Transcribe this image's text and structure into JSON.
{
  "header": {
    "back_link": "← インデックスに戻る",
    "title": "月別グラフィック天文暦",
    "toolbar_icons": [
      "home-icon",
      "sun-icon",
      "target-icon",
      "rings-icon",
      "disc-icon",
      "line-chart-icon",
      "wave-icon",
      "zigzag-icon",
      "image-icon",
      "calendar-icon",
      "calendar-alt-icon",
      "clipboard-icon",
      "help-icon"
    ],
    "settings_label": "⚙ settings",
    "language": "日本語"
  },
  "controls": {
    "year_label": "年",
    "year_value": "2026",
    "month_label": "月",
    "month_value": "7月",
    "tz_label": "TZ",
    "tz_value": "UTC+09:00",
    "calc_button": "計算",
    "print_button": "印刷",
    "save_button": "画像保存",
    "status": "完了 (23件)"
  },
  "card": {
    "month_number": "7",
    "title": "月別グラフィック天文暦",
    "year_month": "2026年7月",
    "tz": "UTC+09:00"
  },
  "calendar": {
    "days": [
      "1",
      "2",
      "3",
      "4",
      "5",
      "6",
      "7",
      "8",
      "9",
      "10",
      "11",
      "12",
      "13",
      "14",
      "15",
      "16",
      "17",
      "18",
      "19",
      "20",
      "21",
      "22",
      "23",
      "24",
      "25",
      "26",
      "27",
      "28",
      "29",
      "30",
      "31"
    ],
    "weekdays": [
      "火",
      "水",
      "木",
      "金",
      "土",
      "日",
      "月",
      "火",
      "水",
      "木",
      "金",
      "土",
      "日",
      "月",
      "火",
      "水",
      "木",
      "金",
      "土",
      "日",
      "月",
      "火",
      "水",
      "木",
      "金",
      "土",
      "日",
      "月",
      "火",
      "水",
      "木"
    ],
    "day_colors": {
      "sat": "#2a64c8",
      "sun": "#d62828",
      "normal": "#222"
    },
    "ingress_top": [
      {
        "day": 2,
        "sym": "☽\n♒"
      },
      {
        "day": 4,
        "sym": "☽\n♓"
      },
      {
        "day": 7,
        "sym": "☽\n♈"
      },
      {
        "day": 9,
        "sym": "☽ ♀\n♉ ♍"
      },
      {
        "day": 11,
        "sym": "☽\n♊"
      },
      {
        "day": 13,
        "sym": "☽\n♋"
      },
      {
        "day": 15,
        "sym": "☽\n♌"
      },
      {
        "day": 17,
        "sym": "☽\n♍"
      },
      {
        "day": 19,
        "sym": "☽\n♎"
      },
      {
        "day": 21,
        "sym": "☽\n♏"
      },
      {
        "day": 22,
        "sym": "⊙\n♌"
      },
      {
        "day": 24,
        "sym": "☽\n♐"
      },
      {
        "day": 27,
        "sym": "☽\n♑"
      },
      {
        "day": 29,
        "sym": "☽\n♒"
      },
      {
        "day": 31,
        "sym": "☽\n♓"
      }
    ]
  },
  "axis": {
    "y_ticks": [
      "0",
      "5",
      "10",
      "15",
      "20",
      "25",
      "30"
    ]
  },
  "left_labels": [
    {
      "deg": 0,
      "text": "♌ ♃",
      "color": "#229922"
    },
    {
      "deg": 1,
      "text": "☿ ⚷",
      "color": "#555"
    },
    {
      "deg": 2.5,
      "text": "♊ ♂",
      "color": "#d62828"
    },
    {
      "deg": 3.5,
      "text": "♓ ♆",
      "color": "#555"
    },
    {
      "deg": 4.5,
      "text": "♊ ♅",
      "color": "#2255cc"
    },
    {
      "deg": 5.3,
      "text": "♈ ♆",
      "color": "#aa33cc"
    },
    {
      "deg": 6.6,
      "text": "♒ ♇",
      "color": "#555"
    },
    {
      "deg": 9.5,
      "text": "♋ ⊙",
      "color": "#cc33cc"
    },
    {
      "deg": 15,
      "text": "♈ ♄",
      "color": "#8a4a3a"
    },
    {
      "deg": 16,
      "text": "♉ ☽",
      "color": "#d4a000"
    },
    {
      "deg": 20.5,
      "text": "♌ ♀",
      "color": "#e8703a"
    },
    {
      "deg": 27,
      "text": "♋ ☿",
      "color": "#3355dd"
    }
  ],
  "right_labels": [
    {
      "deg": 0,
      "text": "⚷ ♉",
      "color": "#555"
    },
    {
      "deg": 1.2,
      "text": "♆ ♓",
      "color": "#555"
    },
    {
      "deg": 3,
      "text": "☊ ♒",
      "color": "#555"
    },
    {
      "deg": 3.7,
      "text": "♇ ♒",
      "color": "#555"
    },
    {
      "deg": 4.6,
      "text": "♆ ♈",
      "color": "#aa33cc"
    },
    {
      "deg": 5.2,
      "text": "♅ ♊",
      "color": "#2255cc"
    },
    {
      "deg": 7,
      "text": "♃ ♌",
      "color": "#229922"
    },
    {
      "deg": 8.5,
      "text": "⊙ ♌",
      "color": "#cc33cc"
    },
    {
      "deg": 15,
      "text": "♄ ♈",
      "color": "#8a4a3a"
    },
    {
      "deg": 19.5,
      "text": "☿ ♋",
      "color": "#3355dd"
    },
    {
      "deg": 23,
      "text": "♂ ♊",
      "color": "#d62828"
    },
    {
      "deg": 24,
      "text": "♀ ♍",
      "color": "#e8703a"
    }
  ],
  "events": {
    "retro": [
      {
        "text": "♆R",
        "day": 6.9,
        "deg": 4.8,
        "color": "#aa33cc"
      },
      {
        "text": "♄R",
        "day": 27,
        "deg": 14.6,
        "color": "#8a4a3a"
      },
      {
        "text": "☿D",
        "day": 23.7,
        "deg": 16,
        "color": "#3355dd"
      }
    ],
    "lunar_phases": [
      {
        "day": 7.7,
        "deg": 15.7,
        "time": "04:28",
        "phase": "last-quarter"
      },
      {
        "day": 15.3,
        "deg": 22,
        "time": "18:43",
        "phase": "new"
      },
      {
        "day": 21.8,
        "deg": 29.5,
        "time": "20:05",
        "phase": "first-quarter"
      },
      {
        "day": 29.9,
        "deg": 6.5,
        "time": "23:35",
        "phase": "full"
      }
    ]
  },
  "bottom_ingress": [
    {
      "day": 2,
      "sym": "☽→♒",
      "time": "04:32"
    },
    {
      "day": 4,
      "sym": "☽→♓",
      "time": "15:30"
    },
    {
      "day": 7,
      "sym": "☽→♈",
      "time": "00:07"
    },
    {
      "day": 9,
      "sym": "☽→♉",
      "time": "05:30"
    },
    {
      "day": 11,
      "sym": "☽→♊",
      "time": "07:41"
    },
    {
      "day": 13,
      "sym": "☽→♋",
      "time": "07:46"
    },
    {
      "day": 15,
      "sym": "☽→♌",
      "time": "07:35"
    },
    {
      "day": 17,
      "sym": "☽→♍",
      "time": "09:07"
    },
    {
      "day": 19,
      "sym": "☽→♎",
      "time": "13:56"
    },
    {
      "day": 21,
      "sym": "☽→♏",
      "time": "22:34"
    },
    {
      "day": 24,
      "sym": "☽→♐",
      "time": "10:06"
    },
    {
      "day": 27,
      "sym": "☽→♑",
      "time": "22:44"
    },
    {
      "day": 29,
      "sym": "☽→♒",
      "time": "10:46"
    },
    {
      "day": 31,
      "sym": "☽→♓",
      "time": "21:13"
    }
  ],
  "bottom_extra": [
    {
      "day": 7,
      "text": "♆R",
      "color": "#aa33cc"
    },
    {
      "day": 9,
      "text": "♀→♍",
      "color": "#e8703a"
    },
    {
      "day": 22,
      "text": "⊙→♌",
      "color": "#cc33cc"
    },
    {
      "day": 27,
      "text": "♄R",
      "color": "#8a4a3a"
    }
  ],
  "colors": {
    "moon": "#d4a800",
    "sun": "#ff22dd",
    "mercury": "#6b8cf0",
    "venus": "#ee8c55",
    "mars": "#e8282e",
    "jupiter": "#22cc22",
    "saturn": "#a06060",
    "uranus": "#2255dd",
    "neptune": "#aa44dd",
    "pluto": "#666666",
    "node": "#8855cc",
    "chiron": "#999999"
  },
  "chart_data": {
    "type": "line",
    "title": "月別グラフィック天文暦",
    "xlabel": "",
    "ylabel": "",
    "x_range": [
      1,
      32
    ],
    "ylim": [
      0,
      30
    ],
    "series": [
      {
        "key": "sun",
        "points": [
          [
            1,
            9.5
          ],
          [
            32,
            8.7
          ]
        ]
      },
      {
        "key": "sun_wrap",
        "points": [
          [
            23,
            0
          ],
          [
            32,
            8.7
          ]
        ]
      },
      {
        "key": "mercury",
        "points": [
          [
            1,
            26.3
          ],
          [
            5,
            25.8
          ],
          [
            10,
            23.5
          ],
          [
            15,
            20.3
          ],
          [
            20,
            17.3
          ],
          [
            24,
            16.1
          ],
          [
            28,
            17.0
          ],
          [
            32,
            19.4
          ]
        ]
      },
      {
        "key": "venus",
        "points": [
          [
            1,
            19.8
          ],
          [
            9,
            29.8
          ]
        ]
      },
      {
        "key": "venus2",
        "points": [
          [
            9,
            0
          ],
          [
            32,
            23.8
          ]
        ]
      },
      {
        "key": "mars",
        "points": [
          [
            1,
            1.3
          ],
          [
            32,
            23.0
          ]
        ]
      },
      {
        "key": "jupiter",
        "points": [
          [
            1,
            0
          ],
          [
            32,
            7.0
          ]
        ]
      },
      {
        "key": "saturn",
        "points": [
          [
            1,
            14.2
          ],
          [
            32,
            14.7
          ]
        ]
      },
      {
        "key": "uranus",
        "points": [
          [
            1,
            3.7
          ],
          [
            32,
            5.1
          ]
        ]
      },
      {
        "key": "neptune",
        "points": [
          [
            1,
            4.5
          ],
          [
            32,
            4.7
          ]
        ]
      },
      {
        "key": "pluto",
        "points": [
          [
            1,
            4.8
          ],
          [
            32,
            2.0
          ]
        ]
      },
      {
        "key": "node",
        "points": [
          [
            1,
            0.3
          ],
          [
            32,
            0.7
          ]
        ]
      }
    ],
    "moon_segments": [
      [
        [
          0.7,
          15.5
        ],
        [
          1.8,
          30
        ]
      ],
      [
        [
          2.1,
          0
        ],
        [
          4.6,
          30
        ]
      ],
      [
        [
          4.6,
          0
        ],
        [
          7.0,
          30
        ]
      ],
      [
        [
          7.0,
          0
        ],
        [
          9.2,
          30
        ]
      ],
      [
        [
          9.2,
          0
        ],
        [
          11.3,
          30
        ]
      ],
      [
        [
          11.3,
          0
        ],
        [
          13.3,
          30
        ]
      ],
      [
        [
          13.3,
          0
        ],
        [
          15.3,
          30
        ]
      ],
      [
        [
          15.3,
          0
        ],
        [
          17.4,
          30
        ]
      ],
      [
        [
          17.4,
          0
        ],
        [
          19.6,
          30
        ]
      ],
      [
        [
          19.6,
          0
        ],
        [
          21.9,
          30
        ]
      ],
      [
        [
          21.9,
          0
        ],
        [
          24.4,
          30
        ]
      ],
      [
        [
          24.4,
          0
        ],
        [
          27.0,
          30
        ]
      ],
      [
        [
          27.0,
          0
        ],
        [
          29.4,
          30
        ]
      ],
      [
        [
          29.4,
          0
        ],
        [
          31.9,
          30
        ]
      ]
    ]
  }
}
------------------------------------------------------------
§ **What to do**
Return each line of the listing that holds the string "image".

§ **Task output**
Transcribe this image's text and structure into JSON.
      "image-icon",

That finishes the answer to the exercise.